__Problem to work on__
Count every line where "excellent" shows up, and give that number only.

[Extracted records]

..........

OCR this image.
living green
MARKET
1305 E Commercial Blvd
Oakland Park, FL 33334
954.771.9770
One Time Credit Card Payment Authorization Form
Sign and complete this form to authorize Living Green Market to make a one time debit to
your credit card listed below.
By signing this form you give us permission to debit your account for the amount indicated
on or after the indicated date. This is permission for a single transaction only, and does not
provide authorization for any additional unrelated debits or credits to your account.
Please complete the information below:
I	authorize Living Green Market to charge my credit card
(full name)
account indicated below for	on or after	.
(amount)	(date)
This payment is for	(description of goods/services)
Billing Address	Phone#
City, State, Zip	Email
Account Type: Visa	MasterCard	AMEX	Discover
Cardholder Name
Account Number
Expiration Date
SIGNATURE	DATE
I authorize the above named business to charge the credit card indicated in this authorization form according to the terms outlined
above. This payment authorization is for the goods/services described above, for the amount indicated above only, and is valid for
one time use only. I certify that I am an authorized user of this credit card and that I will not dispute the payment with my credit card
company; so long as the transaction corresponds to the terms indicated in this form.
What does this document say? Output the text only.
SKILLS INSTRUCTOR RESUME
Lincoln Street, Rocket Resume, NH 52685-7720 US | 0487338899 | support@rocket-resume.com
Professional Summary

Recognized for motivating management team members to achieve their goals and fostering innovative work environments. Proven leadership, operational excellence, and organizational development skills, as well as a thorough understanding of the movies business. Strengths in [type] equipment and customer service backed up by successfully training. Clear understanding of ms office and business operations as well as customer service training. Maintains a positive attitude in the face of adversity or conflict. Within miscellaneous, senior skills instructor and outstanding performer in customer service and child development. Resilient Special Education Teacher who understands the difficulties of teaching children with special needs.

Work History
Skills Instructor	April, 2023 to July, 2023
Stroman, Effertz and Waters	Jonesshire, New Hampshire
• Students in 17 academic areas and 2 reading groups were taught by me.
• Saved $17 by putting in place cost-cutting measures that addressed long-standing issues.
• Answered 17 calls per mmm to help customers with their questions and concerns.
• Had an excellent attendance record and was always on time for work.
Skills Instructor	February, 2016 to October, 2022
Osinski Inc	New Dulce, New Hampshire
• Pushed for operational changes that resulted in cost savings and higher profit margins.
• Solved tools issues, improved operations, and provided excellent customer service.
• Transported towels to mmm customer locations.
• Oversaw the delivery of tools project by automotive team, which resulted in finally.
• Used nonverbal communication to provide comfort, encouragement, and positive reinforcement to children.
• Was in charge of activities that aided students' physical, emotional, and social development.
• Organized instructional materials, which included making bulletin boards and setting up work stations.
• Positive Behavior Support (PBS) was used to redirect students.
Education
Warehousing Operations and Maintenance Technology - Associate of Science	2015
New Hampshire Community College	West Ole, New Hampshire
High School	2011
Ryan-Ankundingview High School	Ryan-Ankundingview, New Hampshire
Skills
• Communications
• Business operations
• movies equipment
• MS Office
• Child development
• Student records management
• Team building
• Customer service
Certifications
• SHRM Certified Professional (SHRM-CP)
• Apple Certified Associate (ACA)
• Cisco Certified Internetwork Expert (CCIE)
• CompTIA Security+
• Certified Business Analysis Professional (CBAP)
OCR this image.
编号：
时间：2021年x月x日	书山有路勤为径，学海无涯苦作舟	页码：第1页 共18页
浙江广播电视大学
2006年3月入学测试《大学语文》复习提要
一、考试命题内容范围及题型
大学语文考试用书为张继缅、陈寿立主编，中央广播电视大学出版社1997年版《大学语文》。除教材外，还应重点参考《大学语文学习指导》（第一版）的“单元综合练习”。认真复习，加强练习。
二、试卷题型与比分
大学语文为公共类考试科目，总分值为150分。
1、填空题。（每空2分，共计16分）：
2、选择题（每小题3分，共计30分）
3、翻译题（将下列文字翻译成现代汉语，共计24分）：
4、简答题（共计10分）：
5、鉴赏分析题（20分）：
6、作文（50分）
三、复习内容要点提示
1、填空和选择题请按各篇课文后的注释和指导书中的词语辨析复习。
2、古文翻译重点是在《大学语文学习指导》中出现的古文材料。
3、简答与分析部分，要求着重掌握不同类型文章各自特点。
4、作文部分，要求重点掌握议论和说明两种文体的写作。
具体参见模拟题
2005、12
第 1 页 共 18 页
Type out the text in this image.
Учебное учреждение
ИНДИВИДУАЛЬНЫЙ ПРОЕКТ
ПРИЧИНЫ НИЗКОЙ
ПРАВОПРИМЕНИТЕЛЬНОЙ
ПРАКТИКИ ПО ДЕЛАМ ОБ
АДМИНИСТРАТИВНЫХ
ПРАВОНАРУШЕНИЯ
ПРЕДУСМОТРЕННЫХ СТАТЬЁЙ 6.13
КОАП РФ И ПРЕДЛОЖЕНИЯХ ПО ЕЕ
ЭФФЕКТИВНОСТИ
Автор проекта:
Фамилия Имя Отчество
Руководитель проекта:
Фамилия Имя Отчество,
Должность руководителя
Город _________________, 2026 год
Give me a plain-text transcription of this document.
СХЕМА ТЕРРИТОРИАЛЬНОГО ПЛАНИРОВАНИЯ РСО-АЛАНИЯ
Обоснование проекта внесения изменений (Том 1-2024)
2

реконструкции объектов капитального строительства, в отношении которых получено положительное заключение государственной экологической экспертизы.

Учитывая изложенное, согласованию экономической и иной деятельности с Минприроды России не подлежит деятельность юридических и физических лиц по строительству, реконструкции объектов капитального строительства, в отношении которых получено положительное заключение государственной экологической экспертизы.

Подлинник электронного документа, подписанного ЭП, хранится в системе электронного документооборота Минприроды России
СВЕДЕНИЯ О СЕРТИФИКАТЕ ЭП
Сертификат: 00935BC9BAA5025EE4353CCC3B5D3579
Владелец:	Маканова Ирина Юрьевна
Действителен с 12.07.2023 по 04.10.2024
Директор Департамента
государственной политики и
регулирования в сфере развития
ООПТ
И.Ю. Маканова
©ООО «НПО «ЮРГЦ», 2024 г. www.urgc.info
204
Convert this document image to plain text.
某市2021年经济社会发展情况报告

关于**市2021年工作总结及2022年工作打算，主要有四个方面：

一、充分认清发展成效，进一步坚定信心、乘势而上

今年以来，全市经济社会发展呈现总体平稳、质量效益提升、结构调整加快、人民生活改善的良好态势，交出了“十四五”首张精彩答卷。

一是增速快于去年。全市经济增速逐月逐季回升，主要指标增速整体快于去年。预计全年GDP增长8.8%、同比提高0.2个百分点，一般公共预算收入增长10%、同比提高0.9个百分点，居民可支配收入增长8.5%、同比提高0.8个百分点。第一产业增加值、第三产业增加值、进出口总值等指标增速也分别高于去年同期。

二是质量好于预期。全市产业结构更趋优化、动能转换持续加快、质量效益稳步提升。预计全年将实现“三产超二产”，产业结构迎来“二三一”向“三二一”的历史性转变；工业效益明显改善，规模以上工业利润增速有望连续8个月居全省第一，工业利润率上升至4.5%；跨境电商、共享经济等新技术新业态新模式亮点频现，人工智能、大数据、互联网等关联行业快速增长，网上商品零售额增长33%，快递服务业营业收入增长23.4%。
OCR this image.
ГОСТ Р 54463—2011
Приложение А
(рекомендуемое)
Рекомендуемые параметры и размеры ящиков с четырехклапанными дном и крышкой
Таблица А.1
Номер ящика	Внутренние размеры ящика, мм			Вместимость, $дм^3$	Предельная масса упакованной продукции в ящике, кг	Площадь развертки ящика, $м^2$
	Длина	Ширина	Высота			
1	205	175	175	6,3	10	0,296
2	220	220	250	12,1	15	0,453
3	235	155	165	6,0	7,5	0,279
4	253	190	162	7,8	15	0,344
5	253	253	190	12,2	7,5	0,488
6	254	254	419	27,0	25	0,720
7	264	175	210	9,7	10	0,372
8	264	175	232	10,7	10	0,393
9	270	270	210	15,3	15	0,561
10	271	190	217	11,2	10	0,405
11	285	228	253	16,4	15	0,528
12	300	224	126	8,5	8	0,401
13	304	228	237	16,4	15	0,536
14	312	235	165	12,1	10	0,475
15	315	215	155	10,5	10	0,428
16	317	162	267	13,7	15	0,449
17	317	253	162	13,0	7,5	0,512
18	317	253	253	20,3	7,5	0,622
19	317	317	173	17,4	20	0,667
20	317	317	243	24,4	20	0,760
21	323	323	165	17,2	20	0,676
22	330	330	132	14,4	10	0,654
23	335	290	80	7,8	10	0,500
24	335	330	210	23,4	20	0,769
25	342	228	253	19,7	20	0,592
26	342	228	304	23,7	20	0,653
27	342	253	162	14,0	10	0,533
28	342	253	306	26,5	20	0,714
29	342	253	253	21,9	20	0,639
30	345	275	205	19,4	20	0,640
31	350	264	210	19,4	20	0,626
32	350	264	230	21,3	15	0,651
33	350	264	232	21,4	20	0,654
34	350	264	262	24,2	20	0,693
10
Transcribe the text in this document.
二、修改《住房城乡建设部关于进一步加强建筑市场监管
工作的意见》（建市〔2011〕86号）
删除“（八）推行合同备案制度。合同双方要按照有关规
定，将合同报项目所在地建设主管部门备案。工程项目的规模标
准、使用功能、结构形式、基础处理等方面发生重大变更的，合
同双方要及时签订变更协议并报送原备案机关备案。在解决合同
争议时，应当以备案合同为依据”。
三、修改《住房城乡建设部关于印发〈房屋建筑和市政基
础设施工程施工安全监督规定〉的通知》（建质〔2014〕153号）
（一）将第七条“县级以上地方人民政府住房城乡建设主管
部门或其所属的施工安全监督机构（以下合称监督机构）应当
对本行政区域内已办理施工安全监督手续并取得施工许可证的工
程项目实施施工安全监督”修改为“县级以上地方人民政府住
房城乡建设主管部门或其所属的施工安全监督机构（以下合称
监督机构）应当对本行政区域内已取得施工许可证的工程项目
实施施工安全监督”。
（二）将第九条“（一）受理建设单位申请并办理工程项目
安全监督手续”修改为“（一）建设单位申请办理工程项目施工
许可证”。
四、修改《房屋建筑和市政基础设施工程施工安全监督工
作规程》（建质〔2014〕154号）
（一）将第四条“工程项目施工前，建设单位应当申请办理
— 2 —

..........

__Finished answer__
2